STATED TASK
Extract the entries in their exact form.

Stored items
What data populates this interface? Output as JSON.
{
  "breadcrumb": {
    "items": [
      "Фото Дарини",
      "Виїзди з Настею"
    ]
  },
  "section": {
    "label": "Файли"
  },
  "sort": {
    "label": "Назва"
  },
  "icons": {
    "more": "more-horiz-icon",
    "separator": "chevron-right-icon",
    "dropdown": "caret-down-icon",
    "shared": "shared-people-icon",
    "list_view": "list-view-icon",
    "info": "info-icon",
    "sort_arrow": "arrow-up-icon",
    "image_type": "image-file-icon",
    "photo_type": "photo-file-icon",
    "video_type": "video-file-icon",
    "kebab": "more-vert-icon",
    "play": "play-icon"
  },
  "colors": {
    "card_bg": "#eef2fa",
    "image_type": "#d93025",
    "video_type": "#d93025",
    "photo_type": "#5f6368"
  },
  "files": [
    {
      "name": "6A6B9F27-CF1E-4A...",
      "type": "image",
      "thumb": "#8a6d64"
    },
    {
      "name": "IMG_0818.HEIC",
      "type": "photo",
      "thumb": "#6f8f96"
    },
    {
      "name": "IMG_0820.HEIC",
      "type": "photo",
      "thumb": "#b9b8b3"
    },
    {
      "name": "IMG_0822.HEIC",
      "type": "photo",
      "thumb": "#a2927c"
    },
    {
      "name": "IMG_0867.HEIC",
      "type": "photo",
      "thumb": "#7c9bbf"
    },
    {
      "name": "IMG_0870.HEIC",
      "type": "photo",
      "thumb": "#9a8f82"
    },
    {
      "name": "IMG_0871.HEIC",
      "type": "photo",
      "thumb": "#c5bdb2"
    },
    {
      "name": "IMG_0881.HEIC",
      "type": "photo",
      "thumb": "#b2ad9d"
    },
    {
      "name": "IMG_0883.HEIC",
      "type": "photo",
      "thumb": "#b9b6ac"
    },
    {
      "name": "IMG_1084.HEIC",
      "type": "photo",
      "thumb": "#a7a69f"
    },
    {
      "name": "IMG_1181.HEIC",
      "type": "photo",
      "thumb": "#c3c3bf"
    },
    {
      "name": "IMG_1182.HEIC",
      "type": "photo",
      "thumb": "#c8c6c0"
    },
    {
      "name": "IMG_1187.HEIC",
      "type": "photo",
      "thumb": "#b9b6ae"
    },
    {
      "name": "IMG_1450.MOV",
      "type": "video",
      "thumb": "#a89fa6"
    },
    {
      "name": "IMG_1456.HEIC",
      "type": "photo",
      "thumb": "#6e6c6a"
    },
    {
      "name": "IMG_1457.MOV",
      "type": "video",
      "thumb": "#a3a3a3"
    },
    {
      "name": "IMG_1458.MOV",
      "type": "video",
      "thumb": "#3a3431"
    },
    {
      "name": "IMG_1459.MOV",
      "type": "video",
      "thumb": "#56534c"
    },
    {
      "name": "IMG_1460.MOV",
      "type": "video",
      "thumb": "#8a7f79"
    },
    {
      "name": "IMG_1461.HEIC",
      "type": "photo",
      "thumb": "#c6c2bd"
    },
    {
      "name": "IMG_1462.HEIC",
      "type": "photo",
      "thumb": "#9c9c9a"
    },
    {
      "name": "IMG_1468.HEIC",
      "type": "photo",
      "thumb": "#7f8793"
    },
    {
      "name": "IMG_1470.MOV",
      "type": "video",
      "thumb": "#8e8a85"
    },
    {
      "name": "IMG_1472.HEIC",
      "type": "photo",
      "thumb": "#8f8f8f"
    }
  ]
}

WRITTEN SOLUTION
What data populates this interface? Output as JSON.
{
  "breadcrumb": {
    "items": [
      "Фото Дарини",
      "Виїзди з Настею"
    ]
  },
  "section": {
    "label": "Файли"
  },
  "sort": {
    "label": "Назва"
  },
  "icons": {
    "more": "more-horiz-icon",
    "separator": "chevron-right-icon",
    "dropdown": "caret-down-icon",
    "shared": "shared-people-icon",
    "list_view": "list-view-icon",
    "info": "info-icon",
    "sort_arrow": "arrow-up-icon",
    "image_type": "image-file-icon",
    "photo_type": "photo-file-icon",
    "video_type": "video-file-icon",
    "kebab": "more-vert-icon",
    "play": "play-icon"
  },
  "colors": {
    "card_bg": "#eef2fa",
    "image_type": "#d93025",
    "video_type": "#d93025",
    "photo_type": "#5f6368"
  },
  "files": [
    {
      "name": "6A6B9F27-CF1E-4A...",
      "type": "image",
      "thumb": "#8a6d64"
    },
    {
      "name": "IMG_0818.HEIC",
      "type": "photo",
      "thumb": "#6f8f96"
    },
    {
      "name": "IMG_0820.HEIC",
      "type": "photo",
      "thumb": "#b9b8b3"
    },
    {
      "name": "IMG_0822.HEIC",
      "type": "photo",
      "thumb": "#a2927c"
    },
    {
      "name": "IMG_0867.HEIC",
      "type": "photo",
      "thumb": "#7c9bbf"
    },
    {
      "name": "IMG_0870.HEIC",
      "type": "photo",
      "thumb": "#9a8f82"
    },
    {
      "name": "IMG_0871.HEIC",
      "type": "photo",
      "thumb": "#c5bdb2"
    },
    {
      "name": "IMG_0881.HEIC",
      "type": "photo",
      "thumb": "#b2ad9d"
    },
    {
      "name": "IMG_0883.HEIC",
      "type": "photo",
      "thumb": "#b9b6ac"
    },
    {
      "name": "IMG_1084.HEIC",
      "type": "photo",
      "thumb": "#a7a69f"
    },
    {
      "name": "IMG_1181.HEIC",
      "type": "photo",
      "thumb": "#c3c3bf"
    },
    {
      "name": "IMG_1182.HEIC",
      "type": "photo",
      "thumb": "#c8c6c0"
    },
    {
      "name": "IMG_1187.HEIC",
      "type": "photo",
      "thumb": "#b9b6ae"
    },
    {
      "name": "IMG_1450.MOV",
      "type": "video",
      "thumb": "#a89fa6"
    },
    {
      "name": "IMG_1456.HEIC",
      "type": "photo",
      "thumb": "#6e6c6a"
    },
    {
      "name": "IMG_1457.MOV",
      "type": "video",
      "thumb": "#a3a3a3"
    },
    {
      "name": "IMG_1458.MOV",
      "type": "video",
      "thumb": "#3a3431"
    },
    {
      "name": "IMG_1459.MOV",
      "type": "video",
      "thumb": "#56534c"
    },
    {
      "name": "IMG_1460.MOV",
      "type": "video",
      "thumb": "#8a7f79"
    },
    {
      "name": "IMG_1461.HEIC",
      "type": "photo",
      "thumb": "#c6c2bd"
    },
    {
      "name": "IMG_1462.HEIC",
      "type": "photo",
      "thumb": "#9c9c9a"
    },
    {
      "name": "IMG_1468.HEIC",
      "type": "photo",
      "thumb": "#7f8793"
    },
    {
      "name": "IMG_1470.MOV",
      "type": "video",
      "thumb": "#8e8a85"
    },
    {
      "name": "IMG_1472.HEIC",
      "type": "photo",
      "thumb": "#8f8f8f"
    }
  ]
}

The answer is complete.